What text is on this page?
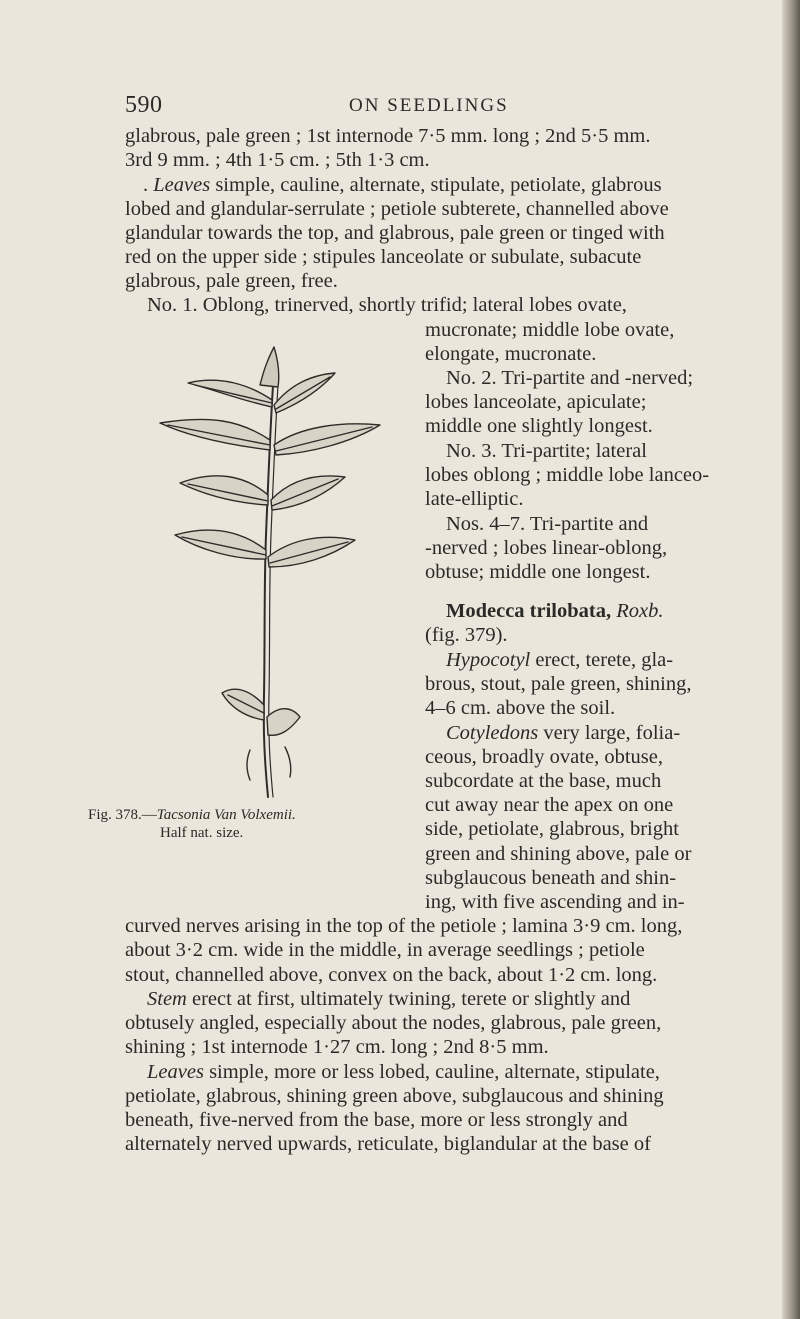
590	ON SEEDLINGS
glabrous, pale green ; 1st internode 7·5 mm. long ; 2nd 5·5 mm.
3rd 9 mm. ; 4th 1·5 cm. ; 5th 1·3 cm.
. Leaves simple, cauline, alternate, stipulate, petiolate, glabrous
lobed and glandular-serrulate ; petiole subterete, channelled above
glandular towards the top, and glabrous, pale green or tinged with
red on the upper side ; stipules lanceolate or subulate, subacute
glabrous, pale green, free.
No. 1. Oblong, trinerved, shortly trifid; lateral lobes ovate,
mucronate; middle lobe ovate,
elongate, mucronate.
No. 2. Tri-partite and -nerved;
lobes lanceolate, apiculate;
middle one slightly longest.
No. 3. Tri-partite; lateral
lobes oblong ; middle lobe lanceo-
late-elliptic.
Nos. 4–7. Tri-partite and
-nerved ; lobes linear-oblong,
obtuse; middle one longest.
Modecca trilobata, Roxb.
(fig. 379).
Hypocotyl erect, terete, gla-
brous, stout, pale green, shining,
4–6 cm. above the soil.
Cotyledons very large, folia-
ceous, broadly ovate, obtuse,
subcordate at the base, much
cut away near the apex on one
side, petiolate, glabrous, bright
green and shining above, pale or
subglaucous beneath and shin-
ing, with five ascending and in-
curved nerves arising in the top of the petiole ; lamina 3·9 cm. long,
about 3·2 cm. wide in the middle, in average seedlings ; petiole
stout, channelled above, convex on the back, about 1·2 cm. long.
Stem erect at first, ultimately twining, terete or slightly and
obtusely angled, especially about the nodes, glabrous, pale green,
shining ; 1st internode 1·27 cm. long ; 2nd 8·5 mm.
Leaves simple, more or less lobed, cauline, alternate, stipulate,
petiolate, glabrous, shining green above, subglaucous and shining
beneath, five-nerved from the base, more or less strongly and
alternately nerved upwards, reticulate, biglandular at the base of
Fig. 378.—Tacsonia Van Volxemii.
Half nat. size.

__Goal__: Report all lines of the data that include the word "Leaves".

__Completed task__:
. Leaves simple, cauline, alternate, stipulate, petiolate, glabrous
Leaves simple, more or less lobed, cauline, alternate, stipulate,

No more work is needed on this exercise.